- Problem requirements
Transcribe each line of the material as it is, and drop any picture.

<<<<

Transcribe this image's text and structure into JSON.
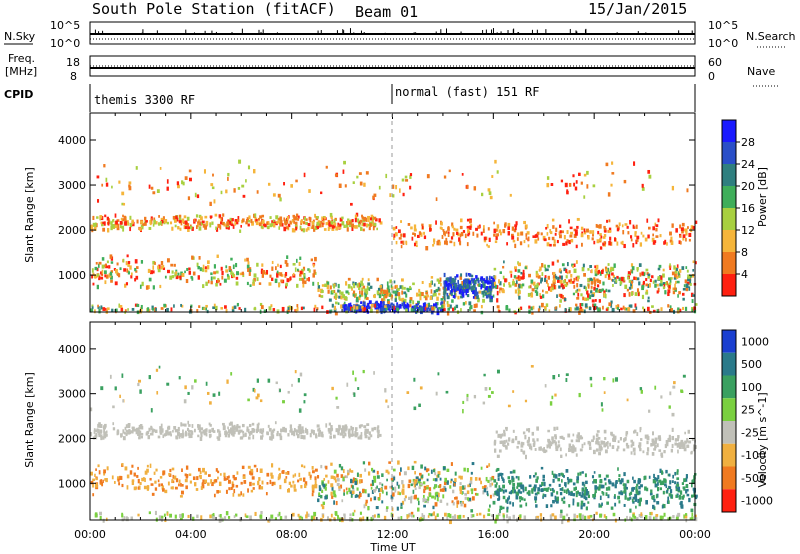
{
  "header": {
    "station": "South Pole Station (fitACF)",
    "beam": "Beam 01",
    "date": "15/Jan/2015"
  },
  "top_labels": {
    "nsky": "N.Sky",
    "nsky_ticks": [
      "10^5",
      "10^0"
    ],
    "nsearch": "N.Search",
    "nsearch_ticks": [
      "10^5",
      "10^0"
    ],
    "freq": "Freq.",
    "freq_unit": "[MHz]",
    "freq_ticks": [
      "18",
      "8"
    ],
    "nave": "Nave",
    "nave_ticks": [
      "60",
      "0"
    ],
    "cpid": "CPID",
    "cpid_segments": [
      "themis 3300 RF",
      "normal (fast) 151 RF"
    ]
  },
  "chart_data": [
    {
      "type": "heatmap",
      "name": "power-panel",
      "xlabel": "",
      "ylabel": "Slant Range [km]",
      "x_ticks": [
        "00:00",
        "04:00",
        "08:00",
        "12:00",
        "16:00",
        "20:00",
        "00:00"
      ],
      "xlim_hours": [
        0,
        24
      ],
      "y_ticks": [
        1000,
        2000,
        3000,
        4000
      ],
      "ylim": [
        180,
        4600
      ],
      "colorbar_label": "Power [dB]",
      "colorbar_ticks": [
        "4",
        "8",
        "12",
        "16",
        "20",
        "24",
        "28"
      ],
      "colorbar_colors": [
        "#1a1aff",
        "#2a4fc8",
        "#2f7f7f",
        "#3fae5a",
        "#a8d040",
        "#f5b53a",
        "#f07a20",
        "#ff2010"
      ]
    },
    {
      "type": "heatmap",
      "name": "velocity-panel",
      "xlabel": "Time UT",
      "ylabel": "Slant Range [km]",
      "x_ticks": [
        "00:00",
        "04:00",
        "08:00",
        "12:00",
        "16:00",
        "20:00",
        "00:00"
      ],
      "xlim_hours": [
        0,
        24
      ],
      "y_ticks": [
        1000,
        2000,
        3000,
        4000
      ],
      "ylim": [
        180,
        4600
      ],
      "colorbar_label": "Velocity [m s^-1]",
      "colorbar_ticks": [
        "1000",
        "500",
        "100",
        "25",
        "-25",
        "-100",
        "-500",
        "-1000"
      ],
      "colorbar_colors": [
        "#1a3fd0",
        "#2a7a8a",
        "#3aa060",
        "#7ad040",
        "#c0c0b8",
        "#f0b040",
        "#f07a20",
        "#ff2010"
      ]
    }
  ]
}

>>>>

- Response to this task
Transcribe this image's text and structure into JSON.
{
  "header": {
    "station": "South Pole Station (fitACF)",
    "beam": "Beam 01",
    "date": "15/Jan/2015"
  },
  "top_labels": {
    "nsky": "N.Sky",
    "nsky_ticks": [
      "10^5",
      "10^0"
    ],
    "nsearch": "N.Search",
    "nsearch_ticks": [
      "10^5",
      "10^0"
    ],
    "freq": "Freq.",
    "freq_unit": "[MHz]",
    "freq_ticks": [
      "18",
      "8"
    ],
    "nave": "Nave",
    "nave_ticks": [
      "60",
      "0"
    ],
    "cpid": "CPID",
    "cpid_segments": [
      "themis 3300 RF",
      "normal (fast) 151 RF"
    ]
  },
  "chart_data": [
    {
      "type": "heatmap",
      "name": "power-panel",
      "xlabel": "",
      "ylabel": "Slant Range [km]",
      "x_ticks": [
        "00:00",
        "04:00",
        "08:00",
        "12:00",
        "16:00",
        "20:00",
        "00:00"
      ],
      "xlim_hours": [
        0,
        24
      ],
      "y_ticks": [
        1000,
        2000,
        3000,
        4000
      ],
      "ylim": [
        180,
        4600
      ],
      "colorbar_label": "Power [dB]",
      "colorbar_ticks": [
        "4",
        "8",
        "12",
        "16",
        "20",
        "24",
        "28"
      ],
      "colorbar_colors": [
        "#1a1aff",
        "#2a4fc8",
        "#2f7f7f",
        "#3fae5a",
        "#a8d040",
        "#f5b53a",
        "#f07a20",
        "#ff2010"
      ]
    },
    {
      "type": "heatmap",
      "name": "velocity-panel",
      "xlabel": "Time UT",
      "ylabel": "Slant Range [km]",
      "x_ticks": [
        "00:00",
        "04:00",
        "08:00",
        "12:00",
        "16:00",
        "20:00",
        "00:00"
      ],
      "xlim_hours": [
        0,
        24
      ],
      "y_ticks": [
        1000,
        2000,
        3000,
        4000
      ],
      "ylim": [
        180,
        4600
      ],
      "colorbar_label": "Velocity [m s^-1]",
      "colorbar_ticks": [
        "1000",
        "500",
        "100",
        "25",
        "-25",
        "-100",
        "-500",
        "-1000"
      ],
      "colorbar_colors": [
        "#1a3fd0",
        "#2a7a8a",
        "#3aa060",
        "#7ad040",
        "#c0c0b8",
        "#f0b040",
        "#f07a20",
        "#ff2010"
      ]
    }
  ]
}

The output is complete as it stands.